— START OF DATA FOR THIS TASK —

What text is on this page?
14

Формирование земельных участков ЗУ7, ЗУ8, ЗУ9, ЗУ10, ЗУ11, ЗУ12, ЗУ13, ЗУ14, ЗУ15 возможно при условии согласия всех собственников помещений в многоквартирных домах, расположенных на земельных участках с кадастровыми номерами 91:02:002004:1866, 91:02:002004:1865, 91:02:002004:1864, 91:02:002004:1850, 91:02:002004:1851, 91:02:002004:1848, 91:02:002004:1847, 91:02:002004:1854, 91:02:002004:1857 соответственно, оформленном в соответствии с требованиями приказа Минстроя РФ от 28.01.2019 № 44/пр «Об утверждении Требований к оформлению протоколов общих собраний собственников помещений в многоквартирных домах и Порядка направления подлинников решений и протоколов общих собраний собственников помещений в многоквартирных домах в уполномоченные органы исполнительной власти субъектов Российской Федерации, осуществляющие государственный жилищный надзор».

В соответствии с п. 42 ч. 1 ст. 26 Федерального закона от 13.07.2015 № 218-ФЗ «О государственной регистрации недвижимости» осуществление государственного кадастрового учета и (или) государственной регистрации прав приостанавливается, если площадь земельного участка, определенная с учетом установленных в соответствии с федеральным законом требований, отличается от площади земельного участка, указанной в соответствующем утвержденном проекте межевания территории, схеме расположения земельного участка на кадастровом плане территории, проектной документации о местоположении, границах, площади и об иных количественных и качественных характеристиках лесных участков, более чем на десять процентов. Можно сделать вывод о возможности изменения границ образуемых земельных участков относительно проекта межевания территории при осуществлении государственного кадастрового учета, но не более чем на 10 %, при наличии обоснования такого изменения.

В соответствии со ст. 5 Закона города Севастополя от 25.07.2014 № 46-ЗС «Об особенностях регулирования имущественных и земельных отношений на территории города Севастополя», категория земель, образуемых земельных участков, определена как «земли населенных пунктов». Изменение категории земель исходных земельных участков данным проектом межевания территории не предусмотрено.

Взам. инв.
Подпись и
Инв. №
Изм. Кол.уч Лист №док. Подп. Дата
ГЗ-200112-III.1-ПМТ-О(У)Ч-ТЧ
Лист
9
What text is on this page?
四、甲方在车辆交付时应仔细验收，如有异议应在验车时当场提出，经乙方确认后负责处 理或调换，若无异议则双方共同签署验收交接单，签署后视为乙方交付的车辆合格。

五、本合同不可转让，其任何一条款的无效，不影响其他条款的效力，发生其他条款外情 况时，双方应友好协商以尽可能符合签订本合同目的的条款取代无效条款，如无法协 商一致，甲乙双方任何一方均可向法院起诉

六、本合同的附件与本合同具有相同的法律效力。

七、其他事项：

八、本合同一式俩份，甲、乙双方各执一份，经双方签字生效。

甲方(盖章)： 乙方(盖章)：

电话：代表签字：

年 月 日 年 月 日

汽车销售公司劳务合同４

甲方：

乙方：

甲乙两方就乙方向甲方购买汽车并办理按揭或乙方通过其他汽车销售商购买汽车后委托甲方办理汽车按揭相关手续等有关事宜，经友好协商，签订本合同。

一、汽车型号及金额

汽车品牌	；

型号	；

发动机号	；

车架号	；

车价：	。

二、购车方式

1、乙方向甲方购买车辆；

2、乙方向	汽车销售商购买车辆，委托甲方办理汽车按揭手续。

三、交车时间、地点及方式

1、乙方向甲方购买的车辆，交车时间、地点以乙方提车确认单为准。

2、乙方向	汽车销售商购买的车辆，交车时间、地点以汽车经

— END OF DATA FOR THIS TASK —

**DIRECTIONS FOR THIS TASK:**
Hand back the material above in full, exactly as written.

**PROBLEM SOLUTION:**
What text is on this page?
14

Формирование земельных участков ЗУ7, ЗУ8, ЗУ9, ЗУ10, ЗУ11, ЗУ12, ЗУ13, ЗУ14, ЗУ15 возможно при условии согласия всех собственников помещений в многоквартирных домах, расположенных на земельных участках с кадастровыми номерами 91:02:002004:1866, 91:02:002004:1865, 91:02:002004:1864, 91:02:002004:1850, 91:02:002004:1851, 91:02:002004:1848, 91:02:002004:1847, 91:02:002004:1854, 91:02:002004:1857 соответственно, оформленном в соответствии с требованиями приказа Минстроя РФ от 28.01.2019 № 44/пр «Об утверждении Требований к оформлению протоколов общих собраний собственников помещений в многоквартирных домах и Порядка направления подлинников решений и протоколов общих собраний собственников помещений в многоквартирных домах в уполномоченные органы исполнительной власти субъектов Российской Федерации, осуществляющие государственный жилищный надзор».

В соответствии с п. 42 ч. 1 ст. 26 Федерального закона от 13.07.2015 № 218-ФЗ «О государственной регистрации недвижимости» осуществление государственного кадастрового учета и (или) государственной регистрации прав приостанавливается, если площадь земельного участка, определенная с учетом установленных в соответствии с федеральным законом требований, отличается от площади земельного участка, указанной в соответствующем утвержденном проекте межевания территории, схеме расположения земельного участка на кадастровом плане территории, проектной документации о местоположении, границах, площади и об иных количественных и качественных характеристиках лесных участков, более чем на десять процентов. Можно сделать вывод о возможности изменения границ образуемых земельных участков относительно проекта межевания территории при осуществлении государственного кадастрового учета, но не более чем на 10 %, при наличии обоснования такого изменения.

В соответствии со ст. 5 Закона города Севастополя от 25.07.2014 № 46-ЗС «Об особенностях регулирования имущественных и земельных отношений на территории города Севастополя», категория земель, образуемых земельных участков, определена как «земли населенных пунктов». Изменение категории земель исходных земельных участков данным проектом межевания территории не предусмотрено.

Взам. инв.
Подпись и
Инв. №
Изм. Кол.уч Лист №док. Подп. Дата
ГЗ-200112-III.1-ПМТ-О(У)Ч-ТЧ
Лист
9
What text is on this page?
四、甲方在车辆交付时应仔细验收，如有异议应在验车时当场提出，经乙方确认后负责处 理或调换，若无异议则双方共同签署验收交接单，签署后视为乙方交付的车辆合格。

五、本合同不可转让，其任何一条款的无效，不影响其他条款的效力，发生其他条款外情 况时，双方应友好协商以尽可能符合签订本合同目的的条款取代无效条款，如无法协 商一致，甲乙双方任何一方均可向法院起诉

六、本合同的附件与本合同具有相同的法律效力。

七、其他事项：

八、本合同一式俩份，甲、乙双方各执一份，经双方签字生效。

甲方(盖章)： 乙方(盖章)：

电话：代表签字：

年 月 日 年 月 日

汽车销售公司劳务合同４

甲方：

乙方：

甲乙两方就乙方向甲方购买汽车并办理按揭或乙方通过其他汽车销售商购买汽车后委托甲方办理汽车按揭相关手续等有关事宜，经友好协商，签订本合同。

一、汽车型号及金额

汽车品牌	；

型号	；

发动机号	；

车架号	；

车价：	。

二、购车方式

1、乙方向甲方购买车辆；

2、乙方向	汽车销售商购买车辆，委托甲方办理汽车按揭手续。

三、交车时间、地点及方式

1、乙方向甲方购买的车辆，交车时间、地点以乙方提车确认单为准。

2、乙方向	汽车销售商购买的车辆，交车时间、地点以汽车经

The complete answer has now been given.